GOAL:
Repeat every entry word for word, skipping the pictures.

INPUT MATERIAL:

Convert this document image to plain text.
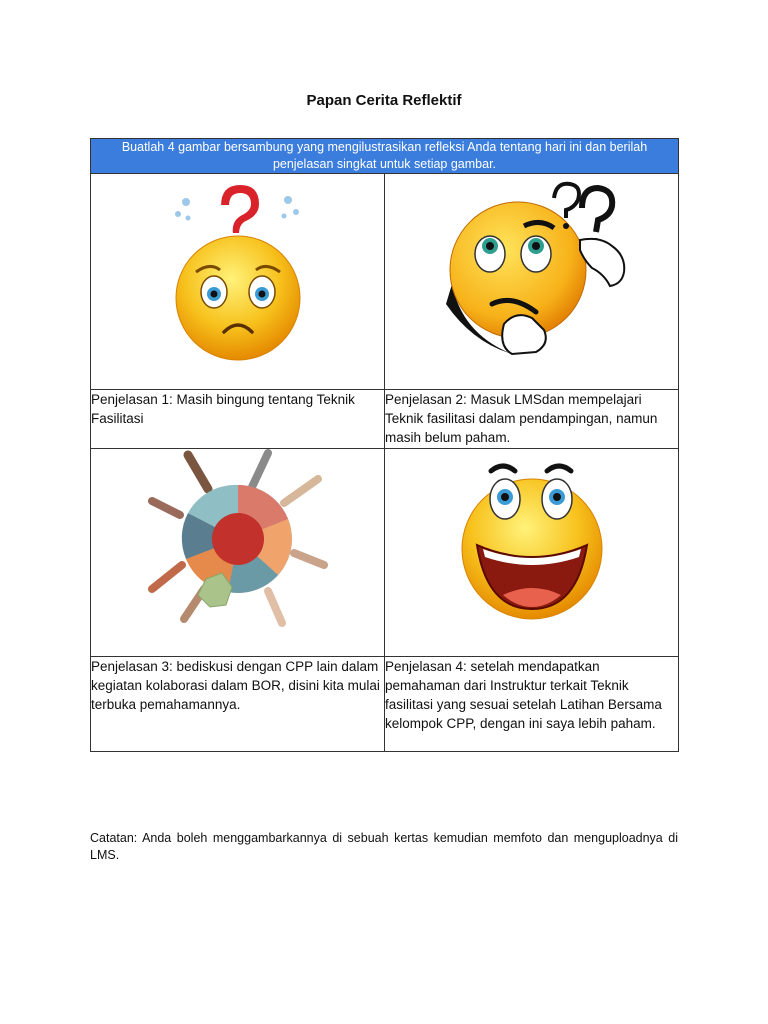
Papan Cerita Reflektif
Buatlah 4 gambar bersambung yang mengilustrasikan refleksi Anda tentang hari ini dan berilah penjelasan singkat untuk setiap gambar.	

Penjelasan 1: Masih bingung tentang Teknik Fasilitasi	Penjelasan 2: Masuk LMSdan mempelajari Teknik fasilitasi dalam pendampingan, namun masih belum paham.

Penjelasan 3: bediskusi dengan CPP lain dalam kegiatan kolaborasi dalam BOR, disini kita mulai terbuka pemahamannya.	Penjelasan 4: setelah mendapatkan pemahaman dari Instruktur terkait Teknik fasilitasi yang sesuai setelah Latihan Bersama kelompok CPP, dengan ini saya lebih paham.
Catatan: Anda boleh menggambarkannya di sebuah kertas kemudian memfoto dan menguploadnya di LMS.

RESULT OF THIS TASK:
Convert this document image to plain text.
Papan Cerita Reflektif
Buatlah 4 gambar bersambung yang mengilustrasikan refleksi Anda tentang hari ini dan berilah penjelasan singkat untuk setiap gambar.	

Penjelasan 1: Masih bingung tentang Teknik Fasilitasi	Penjelasan 2: Masuk LMSdan mempelajari Teknik fasilitasi dalam pendampingan, namun masih belum paham.

Penjelasan 3: bediskusi dengan CPP lain dalam kegiatan kolaborasi dalam BOR, disini kita mulai terbuka pemahamannya.	Penjelasan 4: setelah mendapatkan pemahaman dari Instruktur terkait Teknik fasilitasi yang sesuai setelah Latihan Bersama kelompok CPP, dengan ini saya lebih paham.
Catatan: Anda boleh menggambarkannya di sebuah kertas kemudian memfoto dan menguploadnya di LMS.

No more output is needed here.